■ Data supplied ■
[START]
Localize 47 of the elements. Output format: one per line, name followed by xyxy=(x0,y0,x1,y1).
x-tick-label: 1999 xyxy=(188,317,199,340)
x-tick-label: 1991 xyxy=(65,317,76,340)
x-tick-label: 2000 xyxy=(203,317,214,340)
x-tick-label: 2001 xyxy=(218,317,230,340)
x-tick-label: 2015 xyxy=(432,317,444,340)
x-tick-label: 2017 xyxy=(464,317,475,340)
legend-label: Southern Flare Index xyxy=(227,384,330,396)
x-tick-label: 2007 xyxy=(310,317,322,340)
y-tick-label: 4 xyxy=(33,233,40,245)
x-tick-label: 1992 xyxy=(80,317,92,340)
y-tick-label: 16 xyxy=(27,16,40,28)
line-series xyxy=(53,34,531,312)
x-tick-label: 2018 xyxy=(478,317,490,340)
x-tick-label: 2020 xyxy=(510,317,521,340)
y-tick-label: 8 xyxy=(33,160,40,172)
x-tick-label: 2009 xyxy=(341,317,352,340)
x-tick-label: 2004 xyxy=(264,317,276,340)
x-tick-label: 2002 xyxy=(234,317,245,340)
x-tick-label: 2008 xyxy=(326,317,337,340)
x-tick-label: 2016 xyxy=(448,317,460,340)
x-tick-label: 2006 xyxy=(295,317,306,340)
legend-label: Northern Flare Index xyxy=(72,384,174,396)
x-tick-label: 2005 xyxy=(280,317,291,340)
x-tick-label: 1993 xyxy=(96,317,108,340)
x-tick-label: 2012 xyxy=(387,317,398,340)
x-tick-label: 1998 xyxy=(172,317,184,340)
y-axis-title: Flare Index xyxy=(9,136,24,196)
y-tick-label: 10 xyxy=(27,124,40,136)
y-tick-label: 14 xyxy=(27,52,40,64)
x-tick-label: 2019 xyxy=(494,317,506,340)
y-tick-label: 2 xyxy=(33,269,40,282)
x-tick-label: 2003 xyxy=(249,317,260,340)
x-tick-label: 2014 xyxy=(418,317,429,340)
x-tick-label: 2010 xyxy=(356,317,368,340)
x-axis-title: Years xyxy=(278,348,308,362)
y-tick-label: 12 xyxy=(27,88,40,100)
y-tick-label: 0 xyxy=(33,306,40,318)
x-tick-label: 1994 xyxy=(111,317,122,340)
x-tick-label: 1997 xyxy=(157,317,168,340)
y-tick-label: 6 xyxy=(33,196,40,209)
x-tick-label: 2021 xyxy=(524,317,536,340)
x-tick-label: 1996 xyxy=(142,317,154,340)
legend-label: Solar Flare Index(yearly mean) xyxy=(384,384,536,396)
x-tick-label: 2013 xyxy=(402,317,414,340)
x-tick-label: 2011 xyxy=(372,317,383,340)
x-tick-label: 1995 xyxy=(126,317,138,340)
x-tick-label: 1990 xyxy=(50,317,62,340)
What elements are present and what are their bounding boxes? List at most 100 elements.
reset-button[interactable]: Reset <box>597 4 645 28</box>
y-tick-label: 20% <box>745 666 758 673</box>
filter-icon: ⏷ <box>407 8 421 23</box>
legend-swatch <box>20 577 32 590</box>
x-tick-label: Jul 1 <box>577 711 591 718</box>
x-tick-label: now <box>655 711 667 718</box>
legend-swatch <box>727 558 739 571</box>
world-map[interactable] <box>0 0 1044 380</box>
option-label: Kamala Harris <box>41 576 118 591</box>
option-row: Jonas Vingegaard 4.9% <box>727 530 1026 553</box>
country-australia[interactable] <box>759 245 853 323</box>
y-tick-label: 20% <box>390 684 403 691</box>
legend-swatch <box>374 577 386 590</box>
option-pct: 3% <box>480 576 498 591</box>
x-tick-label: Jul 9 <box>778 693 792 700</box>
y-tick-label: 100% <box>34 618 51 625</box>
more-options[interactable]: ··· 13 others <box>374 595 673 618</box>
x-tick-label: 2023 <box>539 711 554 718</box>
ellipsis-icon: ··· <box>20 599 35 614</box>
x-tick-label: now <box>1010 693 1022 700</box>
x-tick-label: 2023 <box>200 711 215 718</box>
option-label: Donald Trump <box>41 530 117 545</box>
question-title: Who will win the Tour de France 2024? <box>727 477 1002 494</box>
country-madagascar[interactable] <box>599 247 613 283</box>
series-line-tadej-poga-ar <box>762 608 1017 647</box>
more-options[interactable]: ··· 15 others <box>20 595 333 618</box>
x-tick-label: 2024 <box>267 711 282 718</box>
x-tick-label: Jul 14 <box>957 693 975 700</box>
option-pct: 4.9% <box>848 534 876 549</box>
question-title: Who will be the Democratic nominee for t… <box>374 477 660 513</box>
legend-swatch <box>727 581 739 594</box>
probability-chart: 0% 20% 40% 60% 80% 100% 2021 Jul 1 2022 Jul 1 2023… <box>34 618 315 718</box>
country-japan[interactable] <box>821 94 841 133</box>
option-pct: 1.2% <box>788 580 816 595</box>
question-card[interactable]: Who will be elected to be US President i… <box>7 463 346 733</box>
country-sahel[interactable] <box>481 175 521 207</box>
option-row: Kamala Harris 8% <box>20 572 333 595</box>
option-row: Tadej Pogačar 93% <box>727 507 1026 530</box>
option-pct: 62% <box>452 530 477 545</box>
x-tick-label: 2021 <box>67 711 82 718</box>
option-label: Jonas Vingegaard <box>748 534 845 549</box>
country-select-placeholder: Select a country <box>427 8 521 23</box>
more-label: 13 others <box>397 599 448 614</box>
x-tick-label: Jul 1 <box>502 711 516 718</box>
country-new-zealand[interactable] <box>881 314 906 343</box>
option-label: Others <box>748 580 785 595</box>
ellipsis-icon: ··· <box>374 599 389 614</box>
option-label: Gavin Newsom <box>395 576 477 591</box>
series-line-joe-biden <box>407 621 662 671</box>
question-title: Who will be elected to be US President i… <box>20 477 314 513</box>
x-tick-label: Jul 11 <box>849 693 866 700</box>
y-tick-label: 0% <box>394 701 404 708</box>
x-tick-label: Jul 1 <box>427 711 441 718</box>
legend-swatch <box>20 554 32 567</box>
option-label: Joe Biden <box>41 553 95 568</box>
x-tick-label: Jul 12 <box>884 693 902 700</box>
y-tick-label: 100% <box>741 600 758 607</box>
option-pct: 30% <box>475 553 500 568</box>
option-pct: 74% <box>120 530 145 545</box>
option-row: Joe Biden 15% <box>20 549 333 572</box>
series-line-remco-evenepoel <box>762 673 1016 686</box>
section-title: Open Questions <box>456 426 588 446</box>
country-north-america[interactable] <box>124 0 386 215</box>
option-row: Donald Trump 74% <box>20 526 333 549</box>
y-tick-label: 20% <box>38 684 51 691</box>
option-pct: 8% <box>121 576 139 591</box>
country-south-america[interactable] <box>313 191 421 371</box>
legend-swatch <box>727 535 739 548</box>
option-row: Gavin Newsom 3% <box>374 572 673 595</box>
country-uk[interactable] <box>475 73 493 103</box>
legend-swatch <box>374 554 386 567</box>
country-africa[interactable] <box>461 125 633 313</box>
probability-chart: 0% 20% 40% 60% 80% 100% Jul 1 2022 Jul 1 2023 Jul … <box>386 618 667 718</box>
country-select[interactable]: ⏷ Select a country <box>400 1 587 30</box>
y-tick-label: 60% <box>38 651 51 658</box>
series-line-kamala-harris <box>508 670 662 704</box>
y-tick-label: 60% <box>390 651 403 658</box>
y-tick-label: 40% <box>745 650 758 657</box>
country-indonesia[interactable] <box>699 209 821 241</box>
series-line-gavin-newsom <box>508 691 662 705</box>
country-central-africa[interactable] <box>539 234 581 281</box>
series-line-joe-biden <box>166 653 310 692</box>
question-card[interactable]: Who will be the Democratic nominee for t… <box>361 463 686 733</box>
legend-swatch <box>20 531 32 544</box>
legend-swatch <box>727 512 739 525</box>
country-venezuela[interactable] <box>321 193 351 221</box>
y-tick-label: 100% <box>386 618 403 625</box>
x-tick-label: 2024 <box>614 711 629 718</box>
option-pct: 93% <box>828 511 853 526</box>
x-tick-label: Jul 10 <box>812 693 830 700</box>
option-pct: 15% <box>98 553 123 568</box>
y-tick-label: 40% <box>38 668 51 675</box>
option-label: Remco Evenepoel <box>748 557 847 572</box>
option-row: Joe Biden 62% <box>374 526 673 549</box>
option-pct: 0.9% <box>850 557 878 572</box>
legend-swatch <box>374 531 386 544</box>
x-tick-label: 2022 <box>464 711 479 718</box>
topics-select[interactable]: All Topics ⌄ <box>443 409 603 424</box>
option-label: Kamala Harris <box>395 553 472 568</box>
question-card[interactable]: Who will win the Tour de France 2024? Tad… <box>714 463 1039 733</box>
[END]
■ What the task asks ■
Please put the rows above, from the first one up to and including the one with "x-tick-label: 2015 xyxy=(432,317,444,340)", into a Markdown table with the columns No. and Line, leaving out any blank lines.

■ Task solution ■
| No. | Line |
|---|---|
| 1 | Localize 47 of the elements. Output format: one per line, name followed by xyxy=(x0,y0,x1,y1). |
| 2 | x-tick-label: 1999 xyxy=(188,317,199,340) |
| 3 | x-tick-label: 1991 xyxy=(65,317,76,340) |
| 4 | x-tick-label: 2000 xyxy=(203,317,214,340) |
| 5 | x-tick-label: 2001 xyxy=(218,317,230,340) |
| 6 | x-tick-label: 2015 xyxy=(432,317,444,340) |